* [Set task]: The entries below should be transcribed in their entirety, exactly as written.

* start *

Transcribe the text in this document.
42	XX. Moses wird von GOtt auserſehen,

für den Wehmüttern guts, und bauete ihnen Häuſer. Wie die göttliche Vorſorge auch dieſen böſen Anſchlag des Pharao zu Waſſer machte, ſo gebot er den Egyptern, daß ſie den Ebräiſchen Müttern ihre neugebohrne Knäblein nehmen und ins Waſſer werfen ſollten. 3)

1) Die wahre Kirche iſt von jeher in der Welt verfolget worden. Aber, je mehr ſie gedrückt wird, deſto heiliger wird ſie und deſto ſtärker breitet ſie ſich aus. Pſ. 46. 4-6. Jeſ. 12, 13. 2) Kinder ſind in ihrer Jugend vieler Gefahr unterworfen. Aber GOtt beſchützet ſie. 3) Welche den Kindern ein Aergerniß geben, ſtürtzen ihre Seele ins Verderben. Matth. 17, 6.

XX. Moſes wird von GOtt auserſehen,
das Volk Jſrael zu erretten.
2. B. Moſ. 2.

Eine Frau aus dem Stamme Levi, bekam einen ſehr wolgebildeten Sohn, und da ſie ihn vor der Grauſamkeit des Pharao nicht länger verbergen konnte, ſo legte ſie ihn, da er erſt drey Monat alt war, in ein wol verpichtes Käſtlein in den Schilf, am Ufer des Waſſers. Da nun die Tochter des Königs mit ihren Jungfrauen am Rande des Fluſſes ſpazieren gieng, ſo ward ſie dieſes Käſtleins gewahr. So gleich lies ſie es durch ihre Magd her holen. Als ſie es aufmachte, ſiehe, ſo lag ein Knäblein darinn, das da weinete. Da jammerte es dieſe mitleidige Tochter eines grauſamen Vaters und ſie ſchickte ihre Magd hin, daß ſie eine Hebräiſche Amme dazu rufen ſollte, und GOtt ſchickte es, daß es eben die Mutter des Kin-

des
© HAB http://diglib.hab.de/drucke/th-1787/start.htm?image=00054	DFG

* end *

* [Completed exercise]:
Transcribe the text in this document.
42	XX. Moses wird von GOtt auserſehen,

für den Wehmüttern guts, und bauete ihnen Häuſer. Wie die göttliche Vorſorge auch dieſen böſen Anſchlag des Pharao zu Waſſer machte, ſo gebot er den Egyptern, daß ſie den Ebräiſchen Müttern ihre neugebohrne Knäblein nehmen und ins Waſſer werfen ſollten. 3)

1) Die wahre Kirche iſt von jeher in der Welt verfolget worden. Aber, je mehr ſie gedrückt wird, deſto heiliger wird ſie und deſto ſtärker breitet ſie ſich aus. Pſ. 46. 4-6. Jeſ. 12, 13. 2) Kinder ſind in ihrer Jugend vieler Gefahr unterworfen. Aber GOtt beſchützet ſie. 3) Welche den Kindern ein Aergerniß geben, ſtürtzen ihre Seele ins Verderben. Matth. 17, 6.

XX. Moſes wird von GOtt auserſehen,
das Volk Jſrael zu erretten.
2. B. Moſ. 2.

Eine Frau aus dem Stamme Levi, bekam einen ſehr wolgebildeten Sohn, und da ſie ihn vor der Grauſamkeit des Pharao nicht länger verbergen konnte, ſo legte ſie ihn, da er erſt drey Monat alt war, in ein wol verpichtes Käſtlein in den Schilf, am Ufer des Waſſers. Da nun die Tochter des Königs mit ihren Jungfrauen am Rande des Fluſſes ſpazieren gieng, ſo ward ſie dieſes Käſtleins gewahr. So gleich lies ſie es durch ihre Magd her holen. Als ſie es aufmachte, ſiehe, ſo lag ein Knäblein darinn, das da weinete. Da jammerte es dieſe mitleidige Tochter eines grauſamen Vaters und ſie ſchickte ihre Magd hin, daß ſie eine Hebräiſche Amme dazu rufen ſollte, und GOtt ſchickte es, daß es eben die Mutter des Kin-

des
© HAB http://diglib.hab.de/drucke/th-1787/start.htm?image=00054	DFG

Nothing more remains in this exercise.